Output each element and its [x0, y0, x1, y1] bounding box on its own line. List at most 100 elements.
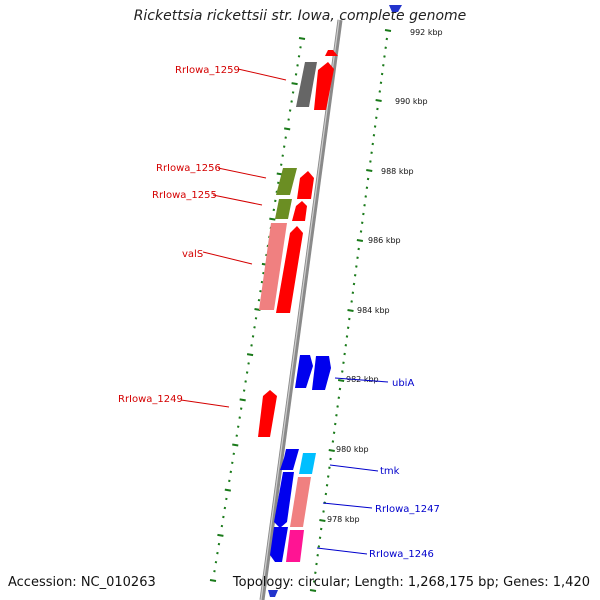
major-tick-mark: [356, 239, 364, 242]
tick-label: 978 kbp: [327, 515, 360, 524]
minor-tick-mark: [375, 116, 378, 119]
gene-blue-left-1[interactable]: [280, 449, 299, 470]
minor-tick-mark: [350, 300, 353, 303]
gene-ubia-1[interactable]: [295, 355, 313, 388]
minor-tick-mark: [372, 134, 376, 137]
gene-label[interactable]: RrIowa_1249: [118, 394, 183, 405]
minor-tick-mark: [213, 569, 216, 573]
minor-tick-mark: [291, 91, 295, 94]
minor-tick-mark: [363, 204, 366, 207]
minor-tick-mark: [299, 46, 302, 49]
minor-tick-mark: [282, 145, 286, 148]
gene-red-1255-partner[interactable]: [292, 201, 307, 221]
minor-tick-mark: [383, 55, 386, 58]
minor-tick-mark: [351, 291, 355, 294]
gene-red-top-small[interactable]: [325, 50, 338, 56]
major-tick-mark: [384, 29, 392, 32]
minor-tick-mark: [370, 151, 373, 154]
major-tick-mark: [347, 309, 354, 312]
gene-label[interactable]: tmk: [380, 466, 400, 477]
major-tick-mark: [309, 589, 317, 592]
minor-tick-mark: [355, 265, 358, 268]
minor-tick-mark: [318, 536, 322, 539]
minor-tick-mark: [223, 506, 227, 510]
accession-text: Accession: NC_010263: [8, 575, 156, 590]
tick-label: 992 kbp: [410, 28, 443, 37]
leader-line: [212, 194, 263, 206]
major-tick-mark: [328, 449, 335, 452]
major-tick-mark: [239, 398, 246, 402]
minor-tick-mark: [217, 542, 221, 546]
gene-label[interactable]: RrIowa_1246: [369, 549, 434, 560]
gene-blue-left-2[interactable]: [274, 472, 294, 528]
gene-rriowa-1259[interactable]: [296, 62, 317, 107]
right-dotted-track: [309, 29, 392, 592]
minor-tick-mark: [251, 335, 255, 338]
minor-tick-mark: [325, 484, 329, 487]
minor-tick-mark: [288, 109, 292, 112]
minor-tick-mark: [239, 407, 243, 410]
minor-tick-mark: [244, 380, 247, 383]
minor-tick-mark: [348, 317, 351, 321]
leader-line: [329, 464, 379, 472]
major-tick-mark: [284, 127, 291, 131]
major-tick-mark: [269, 217, 276, 221]
gene-rriowa-1255[interactable]: [275, 199, 292, 219]
gene-blue-left-3[interactable]: [270, 527, 288, 562]
minor-tick-mark: [324, 492, 328, 496]
minor-tick-mark: [329, 457, 332, 461]
gene-rriowa-1247[interactable]: [290, 477, 311, 527]
tick-label: 990 kbp: [395, 97, 428, 106]
minor-tick-mark: [319, 527, 323, 531]
map-title: Rickettsia rickettsii str. Iowa, complet…: [133, 8, 467, 24]
genome-summary-text: Topology: circular; Length: 1,268,175 bp…: [232, 575, 590, 590]
minor-tick-mark: [342, 361, 345, 364]
minor-tick-mark: [260, 280, 264, 284]
gene-label[interactable]: RrIowa_1256: [156, 163, 221, 174]
minor-tick-mark: [334, 422, 337, 426]
leader-line: [237, 68, 287, 81]
minor-tick-mark: [378, 90, 382, 93]
minor-tick-mark: [346, 326, 350, 329]
gene-rriowa-1249[interactable]: [258, 390, 277, 437]
major-tick-mark: [337, 379, 345, 382]
minor-tick-mark: [365, 186, 369, 189]
minor-tick-mark: [322, 510, 325, 513]
minor-tick-mark: [366, 177, 370, 181]
gene-rriowa-1256[interactable]: [276, 168, 297, 195]
major-tick-mark: [366, 169, 373, 172]
minor-tick-mark: [242, 389, 246, 392]
major-tick-mark: [224, 488, 231, 492]
gene-red-1259-partner[interactable]: [314, 62, 334, 110]
minor-tick-mark: [254, 317, 258, 320]
minor-tick-mark: [279, 163, 283, 166]
major-tick-mark: [217, 533, 224, 537]
minor-tick-mark: [220, 524, 224, 528]
leader-line: [316, 547, 368, 555]
minor-tick-mark: [337, 396, 341, 399]
gene-ubia[interactable]: [312, 356, 331, 390]
minor-tick-mark: [352, 282, 356, 286]
minor-tick-mark: [357, 247, 360, 251]
minor-tick-mark: [247, 362, 250, 365]
minor-tick-mark: [317, 545, 321, 548]
tick-label: 988 kbp: [381, 167, 414, 176]
leader-line: [322, 502, 373, 509]
gene-vals-pink[interactable]: [259, 223, 287, 310]
gene-label[interactable]: RrIowa_1247: [375, 504, 440, 515]
gene-label[interactable]: ubiA: [392, 378, 414, 389]
minor-tick-mark: [364, 195, 367, 198]
gene-rriowa-1246[interactable]: [286, 530, 304, 562]
top-cap-mark: [389, 5, 402, 12]
minor-tick-mark: [225, 497, 228, 501]
gene-label[interactable]: valS: [182, 249, 203, 260]
gene-vals[interactable]: [276, 226, 303, 313]
minor-tick-mark: [353, 274, 357, 277]
gene-label[interactable]: RrIowa_1255: [152, 190, 217, 201]
gene-label[interactable]: RrIowa_1259: [175, 65, 240, 76]
minor-tick-mark: [312, 580, 316, 583]
gene-tmk[interactable]: [299, 453, 316, 474]
gene-red-1256-partner[interactable]: [297, 171, 314, 199]
minor-tick-mark: [316, 554, 319, 557]
minor-tick-mark: [236, 425, 240, 428]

[Required action] What lines above hold the word "blue"? Pull each one out.

[Exercise response]
gene-blue-left-1[interactable]: [280, 449, 299, 470]
gene-blue-left-2[interactable]: [274, 472, 294, 528]
gene-blue-left-3[interactable]: [270, 527, 288, 562]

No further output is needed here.